▸ **WRITTEN PROBLEM**
Collect all lines below with the string "Christian".
┄┄┄┄┄┄
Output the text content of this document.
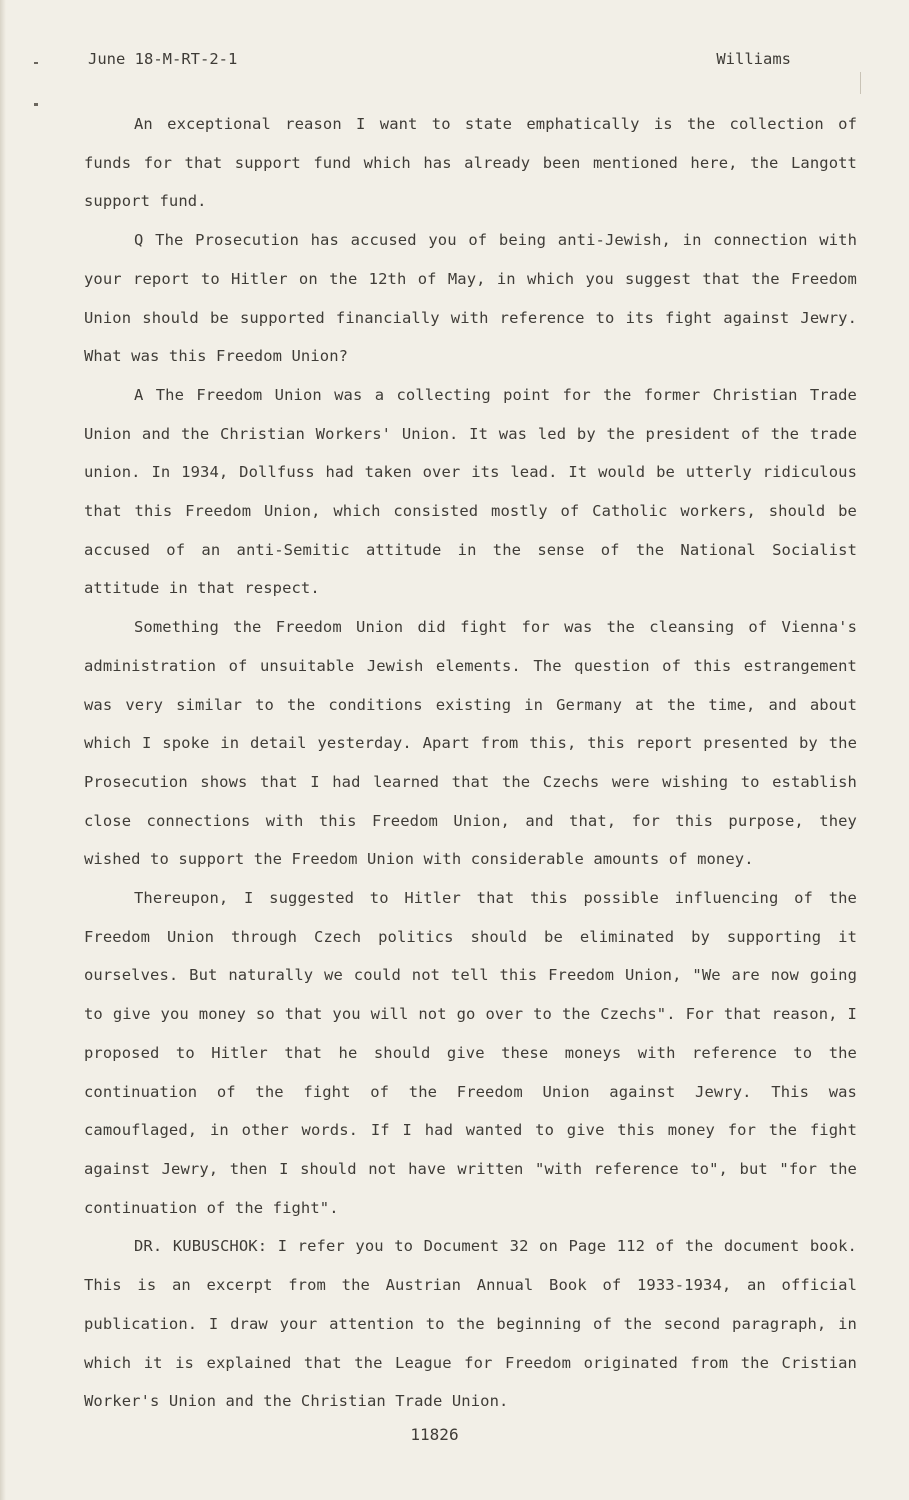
June 18-M-RT-2-1	Williams

An exceptional reason I want to state emphatically is the collection of funds for that support fund which has already been mentioned here, the Langott support fund.

Q The Prosecution has accused you of being anti-Jewish, in connection with your report to Hitler on the 12th of May, in which you suggest that the Freedom Union should be supported financially with reference to its fight against Jewry. What was this Freedom Union?

A The Freedom Union was a collecting point for the former Christian Trade Union and the Christian Workers' Union. It was led by the president of the trade union. In 1934, Dollfuss had taken over its lead. It would be utterly ridiculous that this Freedom Union, which consisted mostly of Catholic workers, should be accused of an anti-Semitic attitude in the sense of the National Socialist attitude in that respect.

Something the Freedom Union did fight for was the cleansing of Vienna's administration of unsuitable Jewish elements. The question of this estrangement was very similar to the conditions existing in Germany at the time, and about which I spoke in detail yesterday. Apart from this, this report presented by the Prosecution shows that I had learned that the Czechs were wishing to establish close connections with this Freedom Union, and that, for this purpose, they wished to support the Freedom Union with considerable amounts of money.

Thereupon, I suggested to Hitler that this possible influencing of the Freedom Union through Czech politics should be eliminated by supporting it ourselves. But naturally we could not tell this Freedom Union, "We are now going to give you money so that you will not go over to the Czechs". For that reason, I proposed to Hitler that he should give these moneys with reference to the continuation of the fight of the Freedom Union against Jewry. This was camouflaged, in other words. If I had wanted to give this money for the fight against Jewry, then I should not have written "with reference to", but "for the continuation of the fight".

DR. KUBUSCHOK: I refer you to Document 32 on Page 112 of the document book. This is an excerpt from the Austrian Annual Book of 1933-1934, an official publication. I draw your attention to the beginning of the second paragraph, in which it is explained that the League for Freedom originated from the Cristian Worker's Union and the Christian Trade Union.

11826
┄┄┄┄┄┄
▸ **OUTPUT OF THE EXERCISE**
A The Freedom Union was a collecting point for the former Christian Trade Union and the Christian Workers' Union. It was led by the president of the trade union. In 1934, Dollfuss had taken over its lead. It would be utterly ridiculous that this Freedom Union, which consisted mostly of Catholic workers, should be accused of an anti-Semitic attitude in the sense of the National Socialist attitude in that respect.
DR. KUBUSCHOK: I refer you to Document 32 on Page 112 of the document book. This is an excerpt from the Austrian Annual Book of 1933-1934, an official publication. I draw your attention to the beginning of the second paragraph, in which it is explained that the League for Freedom originated from the Cristian Worker's Union and the Christian Trade Union.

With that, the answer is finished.